**DESCRIPTION OF THE TASK**
Below is a set of records; restate each one word for word.

────────────────────

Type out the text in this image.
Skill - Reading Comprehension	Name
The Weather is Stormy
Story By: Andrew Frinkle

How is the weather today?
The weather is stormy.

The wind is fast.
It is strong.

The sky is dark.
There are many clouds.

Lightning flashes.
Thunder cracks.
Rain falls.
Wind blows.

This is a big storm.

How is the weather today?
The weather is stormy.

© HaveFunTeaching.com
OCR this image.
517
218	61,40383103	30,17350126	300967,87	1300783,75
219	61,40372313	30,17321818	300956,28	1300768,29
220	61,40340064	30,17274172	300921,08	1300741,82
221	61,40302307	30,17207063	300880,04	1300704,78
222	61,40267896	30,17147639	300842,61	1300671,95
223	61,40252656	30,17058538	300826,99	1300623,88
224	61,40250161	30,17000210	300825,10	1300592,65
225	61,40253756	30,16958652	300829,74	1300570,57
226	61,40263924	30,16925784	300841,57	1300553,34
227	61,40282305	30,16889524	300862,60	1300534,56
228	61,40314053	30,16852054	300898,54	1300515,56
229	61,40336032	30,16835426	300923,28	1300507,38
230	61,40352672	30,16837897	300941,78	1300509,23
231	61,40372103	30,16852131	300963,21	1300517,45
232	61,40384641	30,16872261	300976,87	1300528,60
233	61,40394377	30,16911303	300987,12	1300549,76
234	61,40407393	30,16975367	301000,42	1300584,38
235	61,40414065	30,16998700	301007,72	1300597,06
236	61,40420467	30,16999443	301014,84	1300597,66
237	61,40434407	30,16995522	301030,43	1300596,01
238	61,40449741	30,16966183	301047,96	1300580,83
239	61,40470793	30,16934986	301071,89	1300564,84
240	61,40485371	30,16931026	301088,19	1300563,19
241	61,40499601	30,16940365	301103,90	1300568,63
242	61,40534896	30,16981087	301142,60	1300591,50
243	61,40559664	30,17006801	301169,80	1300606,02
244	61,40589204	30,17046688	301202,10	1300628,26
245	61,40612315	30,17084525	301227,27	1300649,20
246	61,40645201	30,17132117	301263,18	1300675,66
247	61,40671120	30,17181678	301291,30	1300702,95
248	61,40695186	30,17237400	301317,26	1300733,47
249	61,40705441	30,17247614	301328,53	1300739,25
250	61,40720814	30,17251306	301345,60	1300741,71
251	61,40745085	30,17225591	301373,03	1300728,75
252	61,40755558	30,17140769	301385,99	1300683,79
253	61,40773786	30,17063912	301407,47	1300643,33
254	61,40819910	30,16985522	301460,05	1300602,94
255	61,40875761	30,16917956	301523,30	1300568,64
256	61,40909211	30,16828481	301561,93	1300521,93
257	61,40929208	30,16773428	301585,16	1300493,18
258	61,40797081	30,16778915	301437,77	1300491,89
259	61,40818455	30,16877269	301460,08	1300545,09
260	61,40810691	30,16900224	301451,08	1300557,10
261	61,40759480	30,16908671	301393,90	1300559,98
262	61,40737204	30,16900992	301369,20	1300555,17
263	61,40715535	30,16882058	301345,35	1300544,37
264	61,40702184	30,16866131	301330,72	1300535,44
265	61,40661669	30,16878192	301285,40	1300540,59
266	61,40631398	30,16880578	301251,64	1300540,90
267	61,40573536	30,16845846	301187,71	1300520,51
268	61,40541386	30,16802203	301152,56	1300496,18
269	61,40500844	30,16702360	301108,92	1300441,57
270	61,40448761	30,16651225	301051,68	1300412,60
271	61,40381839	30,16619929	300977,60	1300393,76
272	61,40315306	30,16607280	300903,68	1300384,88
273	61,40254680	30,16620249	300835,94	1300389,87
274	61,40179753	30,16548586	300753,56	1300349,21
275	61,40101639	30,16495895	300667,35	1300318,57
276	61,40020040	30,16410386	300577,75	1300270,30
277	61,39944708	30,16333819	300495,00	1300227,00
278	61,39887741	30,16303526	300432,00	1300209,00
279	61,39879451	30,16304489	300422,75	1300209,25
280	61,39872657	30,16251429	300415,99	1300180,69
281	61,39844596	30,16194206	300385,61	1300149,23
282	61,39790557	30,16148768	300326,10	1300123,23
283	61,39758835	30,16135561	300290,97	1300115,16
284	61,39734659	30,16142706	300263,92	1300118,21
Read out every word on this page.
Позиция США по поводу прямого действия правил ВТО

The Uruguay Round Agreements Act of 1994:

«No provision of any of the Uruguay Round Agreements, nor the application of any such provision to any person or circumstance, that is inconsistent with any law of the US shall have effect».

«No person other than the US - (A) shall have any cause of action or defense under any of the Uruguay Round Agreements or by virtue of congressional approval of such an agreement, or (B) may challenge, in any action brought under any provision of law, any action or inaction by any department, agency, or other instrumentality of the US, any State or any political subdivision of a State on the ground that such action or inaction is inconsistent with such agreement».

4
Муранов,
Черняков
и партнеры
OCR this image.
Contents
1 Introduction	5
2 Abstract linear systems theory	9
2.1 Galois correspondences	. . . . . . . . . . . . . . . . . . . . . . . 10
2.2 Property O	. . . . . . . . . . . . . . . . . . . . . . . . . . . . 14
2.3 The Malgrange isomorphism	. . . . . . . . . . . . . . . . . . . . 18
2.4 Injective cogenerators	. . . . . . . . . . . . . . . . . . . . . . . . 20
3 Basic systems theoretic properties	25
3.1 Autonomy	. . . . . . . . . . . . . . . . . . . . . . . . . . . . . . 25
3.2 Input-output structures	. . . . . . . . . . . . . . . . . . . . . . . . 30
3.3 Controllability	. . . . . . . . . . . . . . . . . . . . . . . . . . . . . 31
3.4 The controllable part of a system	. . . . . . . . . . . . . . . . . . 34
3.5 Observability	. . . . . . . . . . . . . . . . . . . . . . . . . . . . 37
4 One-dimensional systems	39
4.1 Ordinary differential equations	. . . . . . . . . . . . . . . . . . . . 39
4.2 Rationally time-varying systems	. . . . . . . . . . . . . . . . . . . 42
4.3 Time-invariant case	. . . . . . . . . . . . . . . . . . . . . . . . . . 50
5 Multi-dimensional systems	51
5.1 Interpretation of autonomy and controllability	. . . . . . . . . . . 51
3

────────────────────

**RESPONSE TO THE TASK**
Type out the text in this image.
Skill - Reading Comprehension	Name
The Weather is Stormy
Story By: Andrew Frinkle

How is the weather today?
The weather is stormy.

The wind is fast.
It is strong.

The sky is dark.
There are many clouds.

Lightning flashes.
Thunder cracks.
Rain falls.
Wind blows.

This is a big storm.

How is the weather today?
The weather is stormy.

© HaveFunTeaching.com
OCR this image.
517
218	61,40383103	30,17350126	300967,87	1300783,75
219	61,40372313	30,17321818	300956,28	1300768,29
220	61,40340064	30,17274172	300921,08	1300741,82
221	61,40302307	30,17207063	300880,04	1300704,78
222	61,40267896	30,17147639	300842,61	1300671,95
223	61,40252656	30,17058538	300826,99	1300623,88
224	61,40250161	30,17000210	300825,10	1300592,65
225	61,40253756	30,16958652	300829,74	1300570,57
226	61,40263924	30,16925784	300841,57	1300553,34
227	61,40282305	30,16889524	300862,60	1300534,56
228	61,40314053	30,16852054	300898,54	1300515,56
229	61,40336032	30,16835426	300923,28	1300507,38
230	61,40352672	30,16837897	300941,78	1300509,23
231	61,40372103	30,16852131	300963,21	1300517,45
232	61,40384641	30,16872261	300976,87	1300528,60
233	61,40394377	30,16911303	300987,12	1300549,76
234	61,40407393	30,16975367	301000,42	1300584,38
235	61,40414065	30,16998700	301007,72	1300597,06
236	61,40420467	30,16999443	301014,84	1300597,66
237	61,40434407	30,16995522	301030,43	1300596,01
238	61,40449741	30,16966183	301047,96	1300580,83
239	61,40470793	30,16934986	301071,89	1300564,84
240	61,40485371	30,16931026	301088,19	1300563,19
241	61,40499601	30,16940365	301103,90	1300568,63
242	61,40534896	30,16981087	301142,60	1300591,50
243	61,40559664	30,17006801	301169,80	1300606,02
244	61,40589204	30,17046688	301202,10	1300628,26
245	61,40612315	30,17084525	301227,27	1300649,20
246	61,40645201	30,17132117	301263,18	1300675,66
247	61,40671120	30,17181678	301291,30	1300702,95
248	61,40695186	30,17237400	301317,26	1300733,47
249	61,40705441	30,17247614	301328,53	1300739,25
250	61,40720814	30,17251306	301345,60	1300741,71
251	61,40745085	30,17225591	301373,03	1300728,75
252	61,40755558	30,17140769	301385,99	1300683,79
253	61,40773786	30,17063912	301407,47	1300643,33
254	61,40819910	30,16985522	301460,05	1300602,94
255	61,40875761	30,16917956	301523,30	1300568,64
256	61,40909211	30,16828481	301561,93	1300521,93
257	61,40929208	30,16773428	301585,16	1300493,18
258	61,40797081	30,16778915	301437,77	1300491,89
259	61,40818455	30,16877269	301460,08	1300545,09
260	61,40810691	30,16900224	301451,08	1300557,10
261	61,40759480	30,16908671	301393,90	1300559,98
262	61,40737204	30,16900992	301369,20	1300555,17
263	61,40715535	30,16882058	301345,35	1300544,37
264	61,40702184	30,16866131	301330,72	1300535,44
265	61,40661669	30,16878192	301285,40	1300540,59
266	61,40631398	30,16880578	301251,64	1300540,90
267	61,40573536	30,16845846	301187,71	1300520,51
268	61,40541386	30,16802203	301152,56	1300496,18
269	61,40500844	30,16702360	301108,92	1300441,57
270	61,40448761	30,16651225	301051,68	1300412,60
271	61,40381839	30,16619929	300977,60	1300393,76
272	61,40315306	30,16607280	300903,68	1300384,88
273	61,40254680	30,16620249	300835,94	1300389,87
274	61,40179753	30,16548586	300753,56	1300349,21
275	61,40101639	30,16495895	300667,35	1300318,57
276	61,40020040	30,16410386	300577,75	1300270,30
277	61,39944708	30,16333819	300495,00	1300227,00
278	61,39887741	30,16303526	300432,00	1300209,00
279	61,39879451	30,16304489	300422,75	1300209,25
280	61,39872657	30,16251429	300415,99	1300180,69
281	61,39844596	30,16194206	300385,61	1300149,23
282	61,39790557	30,16148768	300326,10	1300123,23
283	61,39758835	30,16135561	300290,97	1300115,16
284	61,39734659	30,16142706	300263,92	1300118,21
Read out every word on this page.
Позиция США по поводу прямого действия правил ВТО

The Uruguay Round Agreements Act of 1994:

«No provision of any of the Uruguay Round Agreements, nor the application of any such provision to any person or circumstance, that is inconsistent with any law of the US shall have effect».

«No person other than the US - (A) shall have any cause of action or defense under any of the Uruguay Round Agreements or by virtue of congressional approval of such an agreement, or (B) may challenge, in any action brought under any provision of law, any action or inaction by any department, agency, or other instrumentality of the US, any State or any political subdivision of a State on the ground that such action or inaction is inconsistent with such agreement».

4
Муранов,
Черняков
и партнеры
OCR this image.
Contents
1 Introduction	5
2 Abstract linear systems theory	9
2.1 Galois correspondences	. . . . . . . . . . . . . . . . . . . . . . . 10
2.2 Property O	. . . . . . . . . . . . . . . . . . . . . . . . . . . . 14
2.3 The Malgrange isomorphism	. . . . . . . . . . . . . . . . . . . . 18
2.4 Injective cogenerators	. . . . . . . . . . . . . . . . . . . . . . . . 20
3 Basic systems theoretic properties	25
3.1 Autonomy	. . . . . . . . . . . . . . . . . . . . . . . . . . . . . . 25
3.2 Input-output structures	. . . . . . . . . . . . . . . . . . . . . . . . 30
3.3 Controllability	. . . . . . . . . . . . . . . . . . . . . . . . . . . . . 31
3.4 The controllable part of a system	. . . . . . . . . . . . . . . . . . 34
3.5 Observability	. . . . . . . . . . . . . . . . . . . . . . . . . . . . 37
4 One-dimensional systems	39
4.1 Ordinary differential equations	. . . . . . . . . . . . . . . . . . . . 39
4.2 Rationally time-varying systems	. . . . . . . . . . . . . . . . . . . 42
4.3 Time-invariant case	. . . . . . . . . . . . . . . . . . . . . . . . . . 50
5 Multi-dimensional systems	51
5.1 Interpretation of autonomy and controllability	. . . . . . . . . . . 51
3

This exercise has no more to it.